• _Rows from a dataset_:

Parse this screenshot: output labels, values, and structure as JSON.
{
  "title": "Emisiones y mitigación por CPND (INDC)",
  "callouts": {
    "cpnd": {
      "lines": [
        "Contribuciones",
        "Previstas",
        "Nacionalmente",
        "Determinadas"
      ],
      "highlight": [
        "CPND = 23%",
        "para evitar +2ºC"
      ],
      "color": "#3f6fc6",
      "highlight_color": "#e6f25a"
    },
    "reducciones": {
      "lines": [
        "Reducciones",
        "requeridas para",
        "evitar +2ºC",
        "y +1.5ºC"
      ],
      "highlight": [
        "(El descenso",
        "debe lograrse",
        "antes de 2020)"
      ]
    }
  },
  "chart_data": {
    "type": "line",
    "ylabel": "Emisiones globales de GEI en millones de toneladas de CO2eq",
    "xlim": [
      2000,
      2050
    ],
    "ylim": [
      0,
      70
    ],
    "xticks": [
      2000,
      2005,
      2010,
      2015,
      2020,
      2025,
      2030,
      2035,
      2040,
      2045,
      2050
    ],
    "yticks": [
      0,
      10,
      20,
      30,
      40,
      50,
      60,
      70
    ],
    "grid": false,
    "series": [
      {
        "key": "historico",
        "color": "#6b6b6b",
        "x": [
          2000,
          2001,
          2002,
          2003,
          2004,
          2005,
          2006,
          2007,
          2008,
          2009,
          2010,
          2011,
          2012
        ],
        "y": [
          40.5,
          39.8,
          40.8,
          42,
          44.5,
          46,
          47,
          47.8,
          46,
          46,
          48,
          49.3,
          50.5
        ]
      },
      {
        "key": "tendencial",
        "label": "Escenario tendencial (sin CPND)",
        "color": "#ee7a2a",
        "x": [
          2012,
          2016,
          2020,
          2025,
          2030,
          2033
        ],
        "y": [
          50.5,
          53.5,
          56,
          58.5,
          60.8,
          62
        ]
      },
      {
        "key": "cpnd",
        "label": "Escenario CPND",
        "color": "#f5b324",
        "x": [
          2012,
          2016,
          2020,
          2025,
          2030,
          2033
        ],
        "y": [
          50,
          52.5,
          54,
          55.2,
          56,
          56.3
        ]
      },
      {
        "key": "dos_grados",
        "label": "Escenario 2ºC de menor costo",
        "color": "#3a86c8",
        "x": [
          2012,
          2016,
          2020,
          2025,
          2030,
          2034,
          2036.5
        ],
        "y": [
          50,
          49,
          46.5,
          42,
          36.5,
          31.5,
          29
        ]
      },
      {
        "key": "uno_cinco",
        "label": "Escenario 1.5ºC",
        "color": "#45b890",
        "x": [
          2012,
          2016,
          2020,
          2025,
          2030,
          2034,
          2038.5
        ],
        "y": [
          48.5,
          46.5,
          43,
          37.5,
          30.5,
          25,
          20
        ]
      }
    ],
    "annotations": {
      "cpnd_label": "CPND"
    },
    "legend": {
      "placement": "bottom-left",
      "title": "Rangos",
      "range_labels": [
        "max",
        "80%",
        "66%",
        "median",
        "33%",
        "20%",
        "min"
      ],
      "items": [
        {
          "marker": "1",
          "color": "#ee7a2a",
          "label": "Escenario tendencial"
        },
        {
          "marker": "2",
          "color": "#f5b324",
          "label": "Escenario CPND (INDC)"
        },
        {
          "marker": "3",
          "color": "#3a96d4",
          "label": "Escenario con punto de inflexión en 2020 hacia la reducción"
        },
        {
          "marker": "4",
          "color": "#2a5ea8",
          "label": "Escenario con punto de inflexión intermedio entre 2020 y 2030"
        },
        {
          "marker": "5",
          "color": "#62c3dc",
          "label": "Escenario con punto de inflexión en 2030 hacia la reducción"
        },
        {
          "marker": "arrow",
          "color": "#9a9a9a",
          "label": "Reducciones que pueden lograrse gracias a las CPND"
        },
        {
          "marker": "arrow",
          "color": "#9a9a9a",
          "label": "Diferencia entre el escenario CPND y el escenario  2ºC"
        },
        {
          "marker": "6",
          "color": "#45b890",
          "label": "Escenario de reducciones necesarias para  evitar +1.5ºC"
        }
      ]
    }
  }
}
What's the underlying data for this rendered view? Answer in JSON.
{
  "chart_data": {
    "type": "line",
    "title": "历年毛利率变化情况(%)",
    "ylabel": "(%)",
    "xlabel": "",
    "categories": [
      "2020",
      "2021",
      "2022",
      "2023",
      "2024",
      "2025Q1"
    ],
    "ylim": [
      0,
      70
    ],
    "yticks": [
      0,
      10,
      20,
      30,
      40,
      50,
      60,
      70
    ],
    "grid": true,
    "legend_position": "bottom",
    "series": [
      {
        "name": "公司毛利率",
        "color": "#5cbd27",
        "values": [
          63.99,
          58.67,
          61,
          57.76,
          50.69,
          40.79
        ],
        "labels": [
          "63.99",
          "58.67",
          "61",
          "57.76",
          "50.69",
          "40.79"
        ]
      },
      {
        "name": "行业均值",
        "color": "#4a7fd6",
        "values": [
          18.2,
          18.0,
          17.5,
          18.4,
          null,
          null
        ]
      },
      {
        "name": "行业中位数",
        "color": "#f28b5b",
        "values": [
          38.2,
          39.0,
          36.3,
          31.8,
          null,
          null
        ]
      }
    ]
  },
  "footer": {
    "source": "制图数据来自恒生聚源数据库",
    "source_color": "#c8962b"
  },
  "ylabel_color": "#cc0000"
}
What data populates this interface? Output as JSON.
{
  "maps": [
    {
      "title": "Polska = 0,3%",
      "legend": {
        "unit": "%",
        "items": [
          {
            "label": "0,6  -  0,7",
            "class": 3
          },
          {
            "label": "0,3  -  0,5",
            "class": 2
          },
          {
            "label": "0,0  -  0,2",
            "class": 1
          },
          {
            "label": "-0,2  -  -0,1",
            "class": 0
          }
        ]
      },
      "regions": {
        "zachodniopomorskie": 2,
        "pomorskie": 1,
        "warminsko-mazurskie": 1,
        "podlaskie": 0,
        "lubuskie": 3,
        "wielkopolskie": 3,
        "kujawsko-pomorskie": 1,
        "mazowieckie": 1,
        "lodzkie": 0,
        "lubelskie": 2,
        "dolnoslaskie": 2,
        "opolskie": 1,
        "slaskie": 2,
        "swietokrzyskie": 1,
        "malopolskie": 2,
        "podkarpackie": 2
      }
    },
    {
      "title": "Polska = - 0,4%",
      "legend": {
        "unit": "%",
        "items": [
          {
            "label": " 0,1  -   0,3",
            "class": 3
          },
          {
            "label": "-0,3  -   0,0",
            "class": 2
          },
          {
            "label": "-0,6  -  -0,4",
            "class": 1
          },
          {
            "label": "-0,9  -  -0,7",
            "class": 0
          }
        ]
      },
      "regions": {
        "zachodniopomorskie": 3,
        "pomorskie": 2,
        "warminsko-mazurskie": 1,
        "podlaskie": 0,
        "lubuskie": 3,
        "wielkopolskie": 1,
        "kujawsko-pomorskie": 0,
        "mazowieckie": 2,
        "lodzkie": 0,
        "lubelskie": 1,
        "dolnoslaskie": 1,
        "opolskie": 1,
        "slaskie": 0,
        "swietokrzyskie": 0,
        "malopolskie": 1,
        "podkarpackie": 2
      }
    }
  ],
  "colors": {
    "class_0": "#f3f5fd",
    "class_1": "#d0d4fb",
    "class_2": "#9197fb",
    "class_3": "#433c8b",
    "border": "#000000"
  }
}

• _BRIEF_: Each line above must be printed exactly as it appears.

• _EXERCISE RESPONSE_:
Parse this screenshot: output labels, values, and structure as JSON.
{
  "title": "Emisiones y mitigación por CPND (INDC)",
  "callouts": {
    "cpnd": {
      "lines": [
        "Contribuciones",
        "Previstas",
        "Nacionalmente",
        "Determinadas"
      ],
      "highlight": [
        "CPND = 23%",
        "para evitar +2ºC"
      ],
      "color": "#3f6fc6",
      "highlight_color": "#e6f25a"
    },
    "reducciones": {
      "lines": [
        "Reducciones",
        "requeridas para",
        "evitar +2ºC",
        "y +1.5ºC"
      ],
      "highlight": [
        "(El descenso",
        "debe lograrse",
        "antes de 2020)"
      ]
    }
  },
  "chart_data": {
    "type": "line",
    "ylabel": "Emisiones globales de GEI en millones de toneladas de CO2eq",
    "xlim": [
      2000,
      2050
    ],
    "ylim": [
      0,
      70
    ],
    "xticks": [
      2000,
      2005,
      2010,
      2015,
      2020,
      2025,
      2030,
      2035,
      2040,
      2045,
      2050
    ],
    "yticks": [
      0,
      10,
      20,
      30,
      40,
      50,
      60,
      70
    ],
    "grid": false,
    "series": [
      {
        "key": "historico",
        "color": "#6b6b6b",
        "x": [
          2000,
          2001,
          2002,
          2003,
          2004,
          2005,
          2006,
          2007,
          2008,
          2009,
          2010,
          2011,
          2012
        ],
        "y": [
          40.5,
          39.8,
          40.8,
          42,
          44.5,
          46,
          47,
          47.8,
          46,
          46,
          48,
          49.3,
          50.5
        ]
      },
      {
        "key": "tendencial",
        "label": "Escenario tendencial (sin CPND)",
        "color": "#ee7a2a",
        "x": [
          2012,
          2016,
          2020,
          2025,
          2030,
          2033
        ],
        "y": [
          50.5,
          53.5,
          56,
          58.5,
          60.8,
          62
        ]
      },
      {
        "key": "cpnd",
        "label": "Escenario CPND",
        "color": "#f5b324",
        "x": [
          2012,
          2016,
          2020,
          2025,
          2030,
          2033
        ],
        "y": [
          50,
          52.5,
          54,
          55.2,
          56,
          56.3
        ]
      },
      {
        "key": "dos_grados",
        "label": "Escenario 2ºC de menor costo",
        "color": "#3a86c8",
        "x": [
          2012,
          2016,
          2020,
          2025,
          2030,
          2034,
          2036.5
        ],
        "y": [
          50,
          49,
          46.5,
          42,
          36.5,
          31.5,
          29
        ]
      },
      {
        "key": "uno_cinco",
        "label": "Escenario 1.5ºC",
        "color": "#45b890",
        "x": [
          2012,
          2016,
          2020,
          2025,
          2030,
          2034,
          2038.5
        ],
        "y": [
          48.5,
          46.5,
          43,
          37.5,
          30.5,
          25,
          20
        ]
      }
    ],
    "annotations": {
      "cpnd_label": "CPND"
    },
    "legend": {
      "placement": "bottom-left",
      "title": "Rangos",
      "range_labels": [
        "max",
        "80%",
        "66%",
        "median",
        "33%",
        "20%",
        "min"
      ],
      "items": [
        {
          "marker": "1",
          "color": "#ee7a2a",
          "label": "Escenario tendencial"
        },
        {
          "marker": "2",
          "color": "#f5b324",
          "label": "Escenario CPND (INDC)"
        },
        {
          "marker": "3",
          "color": "#3a96d4",
          "label": "Escenario con punto de inflexión en 2020 hacia la reducción"
        },
        {
          "marker": "4",
          "color": "#2a5ea8",
          "label": "Escenario con punto de inflexión intermedio entre 2020 y 2030"
        },
        {
          "marker": "5",
          "color": "#62c3dc",
          "label": "Escenario con punto de inflexión en 2030 hacia la reducción"
        },
        {
          "marker": "arrow",
          "color": "#9a9a9a",
          "label": "Reducciones que pueden lograrse gracias a las CPND"
        },
        {
          "marker": "arrow",
          "color": "#9a9a9a",
          "label": "Diferencia entre el escenario CPND y el escenario  2ºC"
        },
        {
          "marker": "6",
          "color": "#45b890",
          "label": "Escenario de reducciones necesarias para  evitar +1.5ºC"
        }
      ]
    }
  }
}
What's the underlying data for this rendered view? Answer in JSON.
{
  "chart_data": {
    "type": "line",
    "title": "历年毛利率变化情况(%)",
    "ylabel": "(%)",
    "xlabel": "",
    "categories": [
      "2020",
      "2021",
      "2022",
      "2023",
      "2024",
      "2025Q1"
    ],
    "ylim": [
      0,
      70
    ],
    "yticks": [
      0,
      10,
      20,
      30,
      40,
      50,
      60,
      70
    ],
    "grid": true,
    "legend_position": "bottom",
    "series": [
      {
        "name": "公司毛利率",
        "color": "#5cbd27",
        "values": [
          63.99,
          58.67,
          61,
          57.76,
          50.69,
          40.79
        ],
        "labels": [
          "63.99",
          "58.67",
          "61",
          "57.76",
          "50.69",
          "40.79"
        ]
      },
      {
        "name": "行业均值",
        "color": "#4a7fd6",
        "values": [
          18.2,
          18.0,
          17.5,
          18.4,
          null,
          null
        ]
      },
      {
        "name": "行业中位数",
        "color": "#f28b5b",
        "values": [
          38.2,
          39.0,
          36.3,
          31.8,
          null,
          null
        ]
      }
    ]
  },
  "footer": {
    "source": "制图数据来自恒生聚源数据库",
    "source_color": "#c8962b"
  },
  "ylabel_color": "#cc0000"
}
What data populates this interface? Output as JSON.
{
  "maps": [
    {
      "title": "Polska = 0,3%",
      "legend": {
        "unit": "%",
        "items": [
          {
            "label": "0,6  -  0,7",
            "class": 3
          },
          {
            "label": "0,3  -  0,5",
            "class": 2
          },
          {
            "label": "0,0  -  0,2",
            "class": 1
          },
          {
            "label": "-0,2  -  -0,1",
            "class": 0
          }
        ]
      },
      "regions": {
        "zachodniopomorskie": 2,
        "pomorskie": 1,
        "warminsko-mazurskie": 1,
        "podlaskie": 0,
        "lubuskie": 3,
        "wielkopolskie": 3,
        "kujawsko-pomorskie": 1,
        "mazowieckie": 1,
        "lodzkie": 0,
        "lubelskie": 2,
        "dolnoslaskie": 2,
        "opolskie": 1,
        "slaskie": 2,
        "swietokrzyskie": 1,
        "malopolskie": 2,
        "podkarpackie": 2
      }
    },
    {
      "title": "Polska = - 0,4%",
      "legend": {
        "unit": "%",
        "items": [
          {
            "label": " 0,1  -   0,3",
            "class": 3
          },
          {
            "label": "-0,3  -   0,0",
            "class": 2
          },
          {
            "label": "-0,6  -  -0,4",
            "class": 1
          },
          {
            "label": "-0,9  -  -0,7",
            "class": 0
          }
        ]
      },
      "regions": {
        "zachodniopomorskie": 3,
        "pomorskie": 2,
        "warminsko-mazurskie": 1,
        "podlaskie": 0,
        "lubuskie": 3,
        "wielkopolskie": 1,
        "kujawsko-pomorskie": 0,
        "mazowieckie": 2,
        "lodzkie": 0,
        "lubelskie": 1,
        "dolnoslaskie": 1,
        "opolskie": 1,
        "slaskie": 0,
        "swietokrzyskie": 0,
        "malopolskie": 1,
        "podkarpackie": 2
      }
    }
  ],
  "colors": {
    "class_0": "#f3f5fd",
    "class_1": "#d0d4fb",
    "class_2": "#9197fb",
    "class_3": "#433c8b",
    "border": "#000000"
  }
}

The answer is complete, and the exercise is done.